Write out each line exactly as given. Leave the pictures out of your copy.

━━━ Entries ━━━

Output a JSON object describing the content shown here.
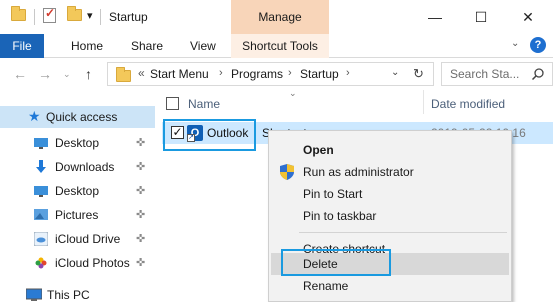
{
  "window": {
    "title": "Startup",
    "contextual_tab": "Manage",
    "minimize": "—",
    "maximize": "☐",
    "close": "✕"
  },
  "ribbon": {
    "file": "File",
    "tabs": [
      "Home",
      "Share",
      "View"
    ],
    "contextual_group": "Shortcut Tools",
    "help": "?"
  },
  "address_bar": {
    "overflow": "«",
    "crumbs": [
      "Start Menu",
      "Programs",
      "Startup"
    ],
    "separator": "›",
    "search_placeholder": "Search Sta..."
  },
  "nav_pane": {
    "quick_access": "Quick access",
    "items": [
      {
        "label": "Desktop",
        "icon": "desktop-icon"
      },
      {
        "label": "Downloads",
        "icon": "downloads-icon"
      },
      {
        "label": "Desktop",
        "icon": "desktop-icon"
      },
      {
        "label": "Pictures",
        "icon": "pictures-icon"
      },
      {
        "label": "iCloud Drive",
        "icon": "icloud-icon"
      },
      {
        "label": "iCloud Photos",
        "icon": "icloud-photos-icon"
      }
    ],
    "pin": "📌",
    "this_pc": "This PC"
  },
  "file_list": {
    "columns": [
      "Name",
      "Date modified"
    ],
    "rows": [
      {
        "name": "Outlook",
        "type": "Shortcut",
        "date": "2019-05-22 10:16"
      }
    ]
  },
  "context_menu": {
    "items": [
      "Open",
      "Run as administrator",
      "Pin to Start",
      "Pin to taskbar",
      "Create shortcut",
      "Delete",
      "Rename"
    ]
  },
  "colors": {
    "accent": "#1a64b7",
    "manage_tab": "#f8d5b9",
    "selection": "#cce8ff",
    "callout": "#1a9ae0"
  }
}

━━━

Task result —
Output a JSON object describing the content shown here.
{
  "window": {
    "title": "Startup",
    "contextual_tab": "Manage",
    "minimize": "—",
    "maximize": "☐",
    "close": "✕"
  },
  "ribbon": {
    "file": "File",
    "tabs": [
      "Home",
      "Share",
      "View"
    ],
    "contextual_group": "Shortcut Tools",
    "help": "?"
  },
  "address_bar": {
    "overflow": "«",
    "crumbs": [
      "Start Menu",
      "Programs",
      "Startup"
    ],
    "separator": "›",
    "search_placeholder": "Search Sta..."
  },
  "nav_pane": {
    "quick_access": "Quick access",
    "items": [
      {
        "label": "Desktop",
        "icon": "desktop-icon"
      },
      {
        "label": "Downloads",
        "icon": "downloads-icon"
      },
      {
        "label": "Desktop",
        "icon": "desktop-icon"
      },
      {
        "label": "Pictures",
        "icon": "pictures-icon"
      },
      {
        "label": "iCloud Drive",
        "icon": "icloud-icon"
      },
      {
        "label": "iCloud Photos",
        "icon": "icloud-photos-icon"
      }
    ],
    "pin": "📌",
    "this_pc": "This PC"
  },
  "file_list": {
    "columns": [
      "Name",
      "Date modified"
    ],
    "rows": [
      {
        "name": "Outlook",
        "type": "Shortcut",
        "date": "2019-05-22 10:16"
      }
    ]
  },
  "context_menu": {
    "items": [
      "Open",
      "Run as administrator",
      "Pin to Start",
      "Pin to taskbar",
      "Create shortcut",
      "Delete",
      "Rename"
    ]
  },
  "colors": {
    "accent": "#1a64b7",
    "manage_tab": "#f8d5b9",
    "selection": "#cce8ff",
    "callout": "#1a9ae0"
  }
}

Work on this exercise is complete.